--- Begin Exercise materials ---

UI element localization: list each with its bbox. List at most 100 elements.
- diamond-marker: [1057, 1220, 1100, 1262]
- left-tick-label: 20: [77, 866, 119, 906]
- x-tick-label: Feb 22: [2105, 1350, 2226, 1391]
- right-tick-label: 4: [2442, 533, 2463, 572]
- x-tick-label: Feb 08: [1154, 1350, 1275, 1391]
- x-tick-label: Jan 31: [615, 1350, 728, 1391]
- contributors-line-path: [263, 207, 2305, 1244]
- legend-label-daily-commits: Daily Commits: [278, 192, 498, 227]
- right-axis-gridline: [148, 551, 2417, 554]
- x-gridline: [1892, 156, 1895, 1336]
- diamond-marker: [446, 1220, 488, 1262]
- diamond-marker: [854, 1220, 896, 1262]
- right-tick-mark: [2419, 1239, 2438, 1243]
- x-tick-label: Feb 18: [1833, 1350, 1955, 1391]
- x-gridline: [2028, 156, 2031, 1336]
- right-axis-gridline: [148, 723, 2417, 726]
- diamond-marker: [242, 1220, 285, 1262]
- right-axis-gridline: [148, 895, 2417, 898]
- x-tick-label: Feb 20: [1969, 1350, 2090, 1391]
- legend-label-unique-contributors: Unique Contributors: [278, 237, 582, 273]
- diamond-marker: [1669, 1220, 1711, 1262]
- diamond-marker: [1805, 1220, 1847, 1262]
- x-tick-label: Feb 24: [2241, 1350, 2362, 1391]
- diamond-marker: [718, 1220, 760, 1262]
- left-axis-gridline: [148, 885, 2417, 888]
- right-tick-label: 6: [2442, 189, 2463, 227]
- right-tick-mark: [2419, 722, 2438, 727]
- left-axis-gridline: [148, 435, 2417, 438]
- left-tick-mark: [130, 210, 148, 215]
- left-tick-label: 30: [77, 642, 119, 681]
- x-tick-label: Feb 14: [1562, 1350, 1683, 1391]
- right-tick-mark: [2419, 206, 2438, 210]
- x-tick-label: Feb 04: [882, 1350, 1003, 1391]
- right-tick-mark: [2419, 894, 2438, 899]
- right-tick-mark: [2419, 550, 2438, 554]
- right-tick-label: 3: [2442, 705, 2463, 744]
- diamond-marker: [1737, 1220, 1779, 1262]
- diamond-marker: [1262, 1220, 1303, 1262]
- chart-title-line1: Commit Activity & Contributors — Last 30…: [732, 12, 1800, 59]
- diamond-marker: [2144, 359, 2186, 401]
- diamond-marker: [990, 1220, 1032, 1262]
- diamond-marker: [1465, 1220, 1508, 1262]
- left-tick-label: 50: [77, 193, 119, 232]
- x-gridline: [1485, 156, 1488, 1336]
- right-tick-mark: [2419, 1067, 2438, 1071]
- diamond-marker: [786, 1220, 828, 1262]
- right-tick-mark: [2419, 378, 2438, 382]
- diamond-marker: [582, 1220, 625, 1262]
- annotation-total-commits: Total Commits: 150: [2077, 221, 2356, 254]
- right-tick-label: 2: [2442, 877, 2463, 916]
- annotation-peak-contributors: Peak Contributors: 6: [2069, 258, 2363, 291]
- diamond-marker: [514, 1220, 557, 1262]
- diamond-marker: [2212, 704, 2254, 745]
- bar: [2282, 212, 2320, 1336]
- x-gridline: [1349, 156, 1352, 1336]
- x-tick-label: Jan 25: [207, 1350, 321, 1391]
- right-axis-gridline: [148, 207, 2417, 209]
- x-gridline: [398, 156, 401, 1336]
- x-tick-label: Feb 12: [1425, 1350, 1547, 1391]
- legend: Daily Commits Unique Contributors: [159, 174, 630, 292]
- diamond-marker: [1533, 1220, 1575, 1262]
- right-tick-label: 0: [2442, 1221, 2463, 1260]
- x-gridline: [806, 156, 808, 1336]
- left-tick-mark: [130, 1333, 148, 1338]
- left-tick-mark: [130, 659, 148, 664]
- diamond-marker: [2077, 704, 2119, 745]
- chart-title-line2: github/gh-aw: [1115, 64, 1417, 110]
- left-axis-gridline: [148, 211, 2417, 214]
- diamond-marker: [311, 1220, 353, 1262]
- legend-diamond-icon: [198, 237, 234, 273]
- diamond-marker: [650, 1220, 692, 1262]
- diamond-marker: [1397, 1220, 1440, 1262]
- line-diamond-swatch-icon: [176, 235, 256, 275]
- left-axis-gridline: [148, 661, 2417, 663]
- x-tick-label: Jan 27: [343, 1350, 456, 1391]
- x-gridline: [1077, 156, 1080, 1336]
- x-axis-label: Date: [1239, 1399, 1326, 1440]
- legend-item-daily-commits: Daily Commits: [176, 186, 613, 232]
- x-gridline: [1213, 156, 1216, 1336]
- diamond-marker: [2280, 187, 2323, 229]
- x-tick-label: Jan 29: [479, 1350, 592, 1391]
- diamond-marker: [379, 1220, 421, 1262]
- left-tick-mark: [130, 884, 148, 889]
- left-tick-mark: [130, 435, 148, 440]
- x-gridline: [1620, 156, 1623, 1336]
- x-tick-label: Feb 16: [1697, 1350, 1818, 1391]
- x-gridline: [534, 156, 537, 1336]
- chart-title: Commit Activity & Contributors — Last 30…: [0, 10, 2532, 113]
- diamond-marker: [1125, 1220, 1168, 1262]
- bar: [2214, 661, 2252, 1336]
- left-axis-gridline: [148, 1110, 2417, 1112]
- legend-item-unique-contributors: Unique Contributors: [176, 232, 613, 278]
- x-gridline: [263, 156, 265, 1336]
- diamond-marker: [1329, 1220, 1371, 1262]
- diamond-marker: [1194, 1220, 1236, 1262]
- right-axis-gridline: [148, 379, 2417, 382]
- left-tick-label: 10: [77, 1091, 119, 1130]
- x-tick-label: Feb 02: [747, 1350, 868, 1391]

--- End Exercise materials ---

• Aim of the exercise
Please reproduce the listing above line for line, with no changes.

• Expected answer
UI element localization: list each with its bbox. List at most 100 elements.
- diamond-marker: [1057, 1220, 1100, 1262]
- left-tick-label: 20: [77, 866, 119, 906]
- x-tick-label: Feb 22: [2105, 1350, 2226, 1391]
- right-tick-label: 4: [2442, 533, 2463, 572]
- x-tick-label: Feb 08: [1154, 1350, 1275, 1391]
- x-tick-label: Jan 31: [615, 1350, 728, 1391]
- contributors-line-path: [263, 207, 2305, 1244]
- legend-label-daily-commits: Daily Commits: [278, 192, 498, 227]
- right-axis-gridline: [148, 551, 2417, 554]
- x-gridline: [1892, 156, 1895, 1336]
- diamond-marker: [446, 1220, 488, 1262]
- diamond-marker: [854, 1220, 896, 1262]
- right-tick-mark: [2419, 1239, 2438, 1243]
- x-tick-label: Feb 18: [1833, 1350, 1955, 1391]
- x-gridline: [2028, 156, 2031, 1336]
- right-axis-gridline: [148, 723, 2417, 726]
- diamond-marker: [242, 1220, 285, 1262]
- right-axis-gridline: [148, 895, 2417, 898]
- x-tick-label: Feb 20: [1969, 1350, 2090, 1391]
- legend-label-unique-contributors: Unique Contributors: [278, 237, 582, 273]
- diamond-marker: [1669, 1220, 1711, 1262]
- diamond-marker: [1805, 1220, 1847, 1262]
- x-tick-label: Feb 24: [2241, 1350, 2362, 1391]
- diamond-marker: [718, 1220, 760, 1262]
- left-axis-gridline: [148, 885, 2417, 888]
- right-tick-label: 6: [2442, 189, 2463, 227]
- right-tick-mark: [2419, 722, 2438, 727]
- left-axis-gridline: [148, 435, 2417, 438]
- left-tick-mark: [130, 210, 148, 215]
- left-tick-label: 30: [77, 642, 119, 681]
- x-tick-label: Feb 14: [1562, 1350, 1683, 1391]
- right-tick-mark: [2419, 206, 2438, 210]
- x-tick-label: Feb 04: [882, 1350, 1003, 1391]
- right-tick-mark: [2419, 894, 2438, 899]
- right-tick-mark: [2419, 550, 2438, 554]
- right-tick-label: 3: [2442, 705, 2463, 744]
- diamond-marker: [1737, 1220, 1779, 1262]
- diamond-marker: [1262, 1220, 1303, 1262]
- chart-title-line1: Commit Activity & Contributors — Last 30…: [732, 12, 1800, 59]
- diamond-marker: [2144, 359, 2186, 401]
- diamond-marker: [990, 1220, 1032, 1262]
- diamond-marker: [1465, 1220, 1508, 1262]
- left-tick-label: 50: [77, 193, 119, 232]
- x-gridline: [1485, 156, 1488, 1336]
- right-tick-mark: [2419, 1067, 2438, 1071]
- diamond-marker: [786, 1220, 828, 1262]
- right-tick-mark: [2419, 378, 2438, 382]
- diamond-marker: [582, 1220, 625, 1262]
- annotation-total-commits: Total Commits: 150: [2077, 221, 2356, 254]
- right-tick-label: 2: [2442, 877, 2463, 916]
- annotation-peak-contributors: Peak Contributors: 6: [2069, 258, 2363, 291]
- diamond-marker: [514, 1220, 557, 1262]
- diamond-marker: [2212, 704, 2254, 745]
- bar: [2282, 212, 2320, 1336]
- x-gridline: [1349, 156, 1352, 1336]
- x-tick-label: Jan 25: [207, 1350, 321, 1391]
- right-axis-gridline: [148, 207, 2417, 209]
- x-gridline: [398, 156, 401, 1336]
- x-tick-label: Feb 12: [1425, 1350, 1547, 1391]
- legend: Daily Commits Unique Contributors: [159, 174, 630, 292]
- diamond-marker: [1533, 1220, 1575, 1262]
- right-tick-label: 0: [2442, 1221, 2463, 1260]
- x-gridline: [806, 156, 808, 1336]
- left-tick-mark: [130, 1333, 148, 1338]
- left-tick-mark: [130, 659, 148, 664]
- diamond-marker: [2077, 704, 2119, 745]
- chart-title-line2: github/gh-aw: [1115, 64, 1417, 110]
- left-axis-gridline: [148, 211, 2417, 214]
- diamond-marker: [311, 1220, 353, 1262]
- legend-diamond-icon: [198, 237, 234, 273]
- diamond-marker: [650, 1220, 692, 1262]
- diamond-marker: [1397, 1220, 1440, 1262]
- line-diamond-swatch-icon: [176, 235, 256, 275]
- left-axis-gridline: [148, 661, 2417, 663]
- x-tick-label: Jan 27: [343, 1350, 456, 1391]
- x-gridline: [1077, 156, 1080, 1336]
- x-axis-label: Date: [1239, 1399, 1326, 1440]
- legend-item-daily-commits: Daily Commits: [176, 186, 613, 232]
- x-gridline: [1213, 156, 1216, 1336]
- diamond-marker: [2280, 187, 2323, 229]
- x-tick-label: Jan 29: [479, 1350, 592, 1391]
- diamond-marker: [379, 1220, 421, 1262]
- left-tick-mark: [130, 884, 148, 889]
- left-tick-mark: [130, 435, 148, 440]
- x-gridline: [1620, 156, 1623, 1336]
- x-tick-label: Feb 16: [1697, 1350, 1818, 1391]
- x-gridline: [534, 156, 537, 1336]
- chart-title: Commit Activity & Contributors — Last 30…: [0, 10, 2532, 113]
- diamond-marker: [1125, 1220, 1168, 1262]
- bar: [2214, 661, 2252, 1336]
- left-axis-gridline: [148, 1110, 2417, 1112]
- legend-item-unique-contributors: Unique Contributors: [176, 232, 613, 278]
- x-gridline: [263, 156, 265, 1336]
- diamond-marker: [1329, 1220, 1371, 1262]
- diamond-marker: [1194, 1220, 1236, 1262]
- right-axis-gridline: [148, 379, 2417, 382]
- left-tick-label: 10: [77, 1091, 119, 1130]
- x-tick-label: Feb 02: [747, 1350, 868, 1391]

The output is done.